# Requirement
Identify the lines holding "Media" and copy them.

(Dataset items)
***

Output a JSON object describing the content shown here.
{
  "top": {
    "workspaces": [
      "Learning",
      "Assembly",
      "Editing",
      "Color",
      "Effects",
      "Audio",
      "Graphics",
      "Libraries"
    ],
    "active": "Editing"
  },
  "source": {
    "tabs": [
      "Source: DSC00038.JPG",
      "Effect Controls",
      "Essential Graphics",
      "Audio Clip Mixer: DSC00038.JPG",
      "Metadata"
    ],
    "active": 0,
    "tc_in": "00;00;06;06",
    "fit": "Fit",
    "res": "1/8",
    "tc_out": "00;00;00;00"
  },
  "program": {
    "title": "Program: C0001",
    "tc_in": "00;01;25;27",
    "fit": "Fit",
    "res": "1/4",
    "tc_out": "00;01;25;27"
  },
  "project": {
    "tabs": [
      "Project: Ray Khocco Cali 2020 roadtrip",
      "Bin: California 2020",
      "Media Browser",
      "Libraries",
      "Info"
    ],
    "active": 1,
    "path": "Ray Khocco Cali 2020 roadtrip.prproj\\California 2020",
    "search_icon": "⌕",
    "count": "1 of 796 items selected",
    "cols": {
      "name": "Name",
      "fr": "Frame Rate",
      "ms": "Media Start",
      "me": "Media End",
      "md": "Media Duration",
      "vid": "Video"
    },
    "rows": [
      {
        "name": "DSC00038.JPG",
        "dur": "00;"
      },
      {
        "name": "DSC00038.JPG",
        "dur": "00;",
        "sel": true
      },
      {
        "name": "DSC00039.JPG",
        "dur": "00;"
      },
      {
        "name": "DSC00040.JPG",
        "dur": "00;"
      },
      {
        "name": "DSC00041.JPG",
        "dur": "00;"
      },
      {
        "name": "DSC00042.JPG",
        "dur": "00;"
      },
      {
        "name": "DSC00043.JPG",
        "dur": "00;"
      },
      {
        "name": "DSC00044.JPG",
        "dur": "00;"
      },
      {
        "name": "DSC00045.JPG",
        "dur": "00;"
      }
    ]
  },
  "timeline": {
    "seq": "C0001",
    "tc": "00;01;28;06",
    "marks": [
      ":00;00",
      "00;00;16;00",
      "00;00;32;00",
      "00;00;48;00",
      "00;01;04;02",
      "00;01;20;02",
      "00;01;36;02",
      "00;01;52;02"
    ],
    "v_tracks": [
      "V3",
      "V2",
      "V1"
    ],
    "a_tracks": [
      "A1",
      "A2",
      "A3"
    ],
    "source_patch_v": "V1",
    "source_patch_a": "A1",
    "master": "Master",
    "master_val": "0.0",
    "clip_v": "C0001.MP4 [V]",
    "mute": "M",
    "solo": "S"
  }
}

***

# Full response
      "Media Browser",
      "ms": "Media Start",
      "me": "Media End",
      "md": "Media Duration",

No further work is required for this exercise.